-- start of GIVEN DATA --

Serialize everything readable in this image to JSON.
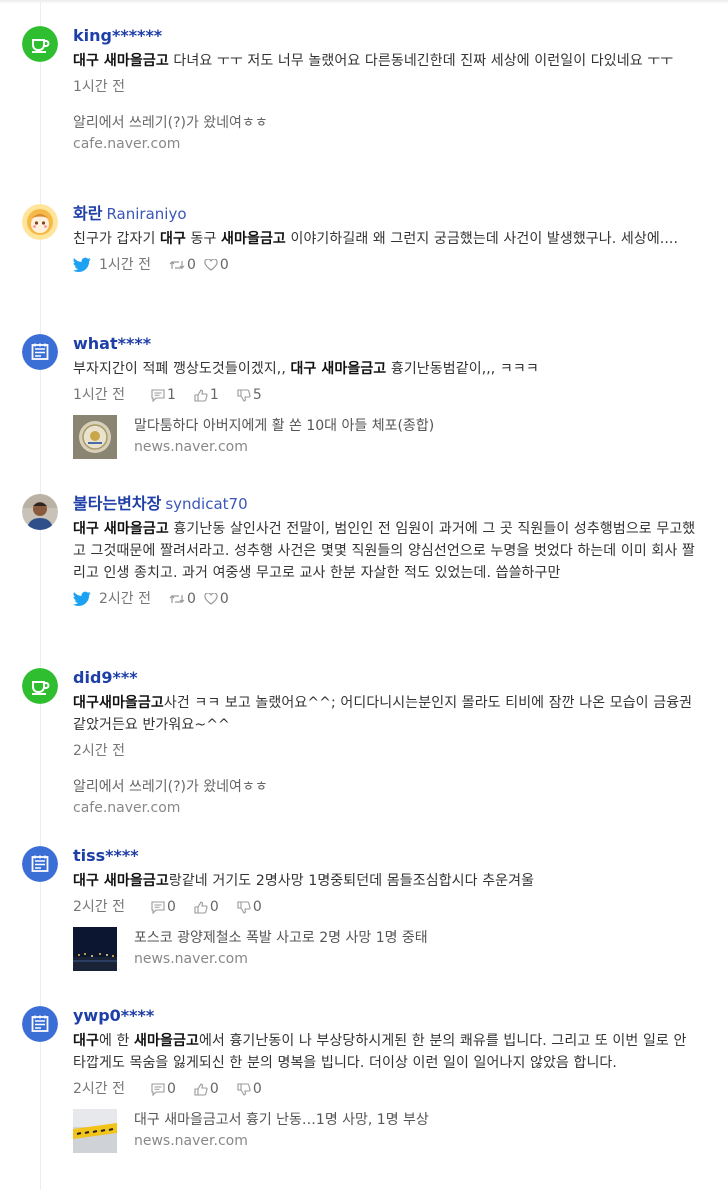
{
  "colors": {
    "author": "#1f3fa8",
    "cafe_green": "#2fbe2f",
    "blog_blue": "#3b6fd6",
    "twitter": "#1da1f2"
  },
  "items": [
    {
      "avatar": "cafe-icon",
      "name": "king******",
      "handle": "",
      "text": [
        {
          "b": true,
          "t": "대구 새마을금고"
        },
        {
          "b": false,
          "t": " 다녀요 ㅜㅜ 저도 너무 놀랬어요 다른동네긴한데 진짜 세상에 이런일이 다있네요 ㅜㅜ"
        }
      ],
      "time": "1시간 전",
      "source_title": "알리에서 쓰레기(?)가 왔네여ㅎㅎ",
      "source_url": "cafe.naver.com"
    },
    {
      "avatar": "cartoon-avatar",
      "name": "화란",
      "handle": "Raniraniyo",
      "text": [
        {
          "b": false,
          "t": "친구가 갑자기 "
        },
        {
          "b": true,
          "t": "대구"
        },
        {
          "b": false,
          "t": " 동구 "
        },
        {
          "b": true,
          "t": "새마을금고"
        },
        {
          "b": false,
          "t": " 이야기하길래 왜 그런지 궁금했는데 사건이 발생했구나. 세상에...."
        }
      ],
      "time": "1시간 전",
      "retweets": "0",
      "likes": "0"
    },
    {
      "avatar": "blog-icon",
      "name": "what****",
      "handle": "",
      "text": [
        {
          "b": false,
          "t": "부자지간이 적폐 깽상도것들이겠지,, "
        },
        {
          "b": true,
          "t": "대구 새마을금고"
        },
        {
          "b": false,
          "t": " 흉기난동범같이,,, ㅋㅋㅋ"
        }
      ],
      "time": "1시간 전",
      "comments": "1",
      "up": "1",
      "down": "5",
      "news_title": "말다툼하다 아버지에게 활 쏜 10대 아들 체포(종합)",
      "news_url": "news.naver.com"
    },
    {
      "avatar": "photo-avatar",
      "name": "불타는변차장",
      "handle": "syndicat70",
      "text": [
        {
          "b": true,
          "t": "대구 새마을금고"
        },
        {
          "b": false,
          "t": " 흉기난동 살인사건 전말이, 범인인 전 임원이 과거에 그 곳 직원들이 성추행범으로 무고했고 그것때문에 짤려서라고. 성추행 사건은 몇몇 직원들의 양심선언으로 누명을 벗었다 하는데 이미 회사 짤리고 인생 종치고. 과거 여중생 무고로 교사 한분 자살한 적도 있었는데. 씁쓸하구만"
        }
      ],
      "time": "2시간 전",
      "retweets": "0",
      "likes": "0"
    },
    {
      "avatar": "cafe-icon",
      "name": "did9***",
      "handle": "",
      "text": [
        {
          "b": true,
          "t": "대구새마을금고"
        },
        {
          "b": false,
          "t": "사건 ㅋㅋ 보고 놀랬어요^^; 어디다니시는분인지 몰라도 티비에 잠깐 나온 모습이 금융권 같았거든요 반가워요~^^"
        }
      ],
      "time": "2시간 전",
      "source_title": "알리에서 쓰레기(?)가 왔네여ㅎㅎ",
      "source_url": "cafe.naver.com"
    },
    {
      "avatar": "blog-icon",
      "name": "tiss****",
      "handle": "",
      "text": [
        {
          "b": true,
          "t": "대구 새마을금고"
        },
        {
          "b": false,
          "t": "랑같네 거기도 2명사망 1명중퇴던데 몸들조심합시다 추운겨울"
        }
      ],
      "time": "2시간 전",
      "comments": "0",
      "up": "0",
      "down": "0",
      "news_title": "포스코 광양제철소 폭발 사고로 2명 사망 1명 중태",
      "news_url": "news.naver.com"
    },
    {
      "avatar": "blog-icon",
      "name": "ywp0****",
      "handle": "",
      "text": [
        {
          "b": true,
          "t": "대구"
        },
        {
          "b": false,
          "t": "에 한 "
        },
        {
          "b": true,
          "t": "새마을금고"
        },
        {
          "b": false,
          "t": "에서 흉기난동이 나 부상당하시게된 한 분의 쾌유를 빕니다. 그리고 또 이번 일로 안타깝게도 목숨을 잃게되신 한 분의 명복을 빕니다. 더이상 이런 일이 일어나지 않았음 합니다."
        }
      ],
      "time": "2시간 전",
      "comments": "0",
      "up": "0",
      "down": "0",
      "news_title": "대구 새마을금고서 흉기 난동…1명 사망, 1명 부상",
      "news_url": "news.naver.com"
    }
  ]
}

-- end of GIVEN DATA --

■ TASK OBJECTIVE ■
Without the pictures, print the records in full, exactly as they appear.

■ CORRECT RESPONSE ■
Serialize everything readable in this image to JSON.
{
  "colors": {
    "author": "#1f3fa8",
    "cafe_green": "#2fbe2f",
    "blog_blue": "#3b6fd6",
    "twitter": "#1da1f2"
  },
  "items": [
    {
      "avatar": "cafe-icon",
      "name": "king******",
      "handle": "",
      "text": [
        {
          "b": true,
          "t": "대구 새마을금고"
        },
        {
          "b": false,
          "t": " 다녀요 ㅜㅜ 저도 너무 놀랬어요 다른동네긴한데 진짜 세상에 이런일이 다있네요 ㅜㅜ"
        }
      ],
      "time": "1시간 전",
      "source_title": "알리에서 쓰레기(?)가 왔네여ㅎㅎ",
      "source_url": "cafe.naver.com"
    },
    {
      "avatar": "cartoon-avatar",
      "name": "화란",
      "handle": "Raniraniyo",
      "text": [
        {
          "b": false,
          "t": "친구가 갑자기 "
        },
        {
          "b": true,
          "t": "대구"
        },
        {
          "b": false,
          "t": " 동구 "
        },
        {
          "b": true,
          "t": "새마을금고"
        },
        {
          "b": false,
          "t": " 이야기하길래 왜 그런지 궁금했는데 사건이 발생했구나. 세상에...."
        }
      ],
      "time": "1시간 전",
      "retweets": "0",
      "likes": "0"
    },
    {
      "avatar": "blog-icon",
      "name": "what****",
      "handle": "",
      "text": [
        {
          "b": false,
          "t": "부자지간이 적폐 깽상도것들이겠지,, "
        },
        {
          "b": true,
          "t": "대구 새마을금고"
        },
        {
          "b": false,
          "t": " 흉기난동범같이,,, ㅋㅋㅋ"
        }
      ],
      "time": "1시간 전",
      "comments": "1",
      "up": "1",
      "down": "5",
      "news_title": "말다툼하다 아버지에게 활 쏜 10대 아들 체포(종합)",
      "news_url": "news.naver.com"
    },
    {
      "avatar": "photo-avatar",
      "name": "불타는변차장",
      "handle": "syndicat70",
      "text": [
        {
          "b": true,
          "t": "대구 새마을금고"
        },
        {
          "b": false,
          "t": " 흉기난동 살인사건 전말이, 범인인 전 임원이 과거에 그 곳 직원들이 성추행범으로 무고했고 그것때문에 짤려서라고. 성추행 사건은 몇몇 직원들의 양심선언으로 누명을 벗었다 하는데 이미 회사 짤리고 인생 종치고. 과거 여중생 무고로 교사 한분 자살한 적도 있었는데. 씁쓸하구만"
        }
      ],
      "time": "2시간 전",
      "retweets": "0",
      "likes": "0"
    },
    {
      "avatar": "cafe-icon",
      "name": "did9***",
      "handle": "",
      "text": [
        {
          "b": true,
          "t": "대구새마을금고"
        },
        {
          "b": false,
          "t": "사건 ㅋㅋ 보고 놀랬어요^^; 어디다니시는분인지 몰라도 티비에 잠깐 나온 모습이 금융권 같았거든요 반가워요~^^"
        }
      ],
      "time": "2시간 전",
      "source_title": "알리에서 쓰레기(?)가 왔네여ㅎㅎ",
      "source_url": "cafe.naver.com"
    },
    {
      "avatar": "blog-icon",
      "name": "tiss****",
      "handle": "",
      "text": [
        {
          "b": true,
          "t": "대구 새마을금고"
        },
        {
          "b": false,
          "t": "랑같네 거기도 2명사망 1명중퇴던데 몸들조심합시다 추운겨울"
        }
      ],
      "time": "2시간 전",
      "comments": "0",
      "up": "0",
      "down": "0",
      "news_title": "포스코 광양제철소 폭발 사고로 2명 사망 1명 중태",
      "news_url": "news.naver.com"
    },
    {
      "avatar": "blog-icon",
      "name": "ywp0****",
      "handle": "",
      "text": [
        {
          "b": true,
          "t": "대구"
        },
        {
          "b": false,
          "t": "에 한 "
        },
        {
          "b": true,
          "t": "새마을금고"
        },
        {
          "b": false,
          "t": "에서 흉기난동이 나 부상당하시게된 한 분의 쾌유를 빕니다. 그리고 또 이번 일로 안타깝게도 목숨을 잃게되신 한 분의 명복을 빕니다. 더이상 이런 일이 일어나지 않았음 합니다."
        }
      ],
      "time": "2시간 전",
      "comments": "0",
      "up": "0",
      "down": "0",
      "news_title": "대구 새마을금고서 흉기 난동…1명 사망, 1명 부상",
      "news_url": "news.naver.com"
    }
  ]
}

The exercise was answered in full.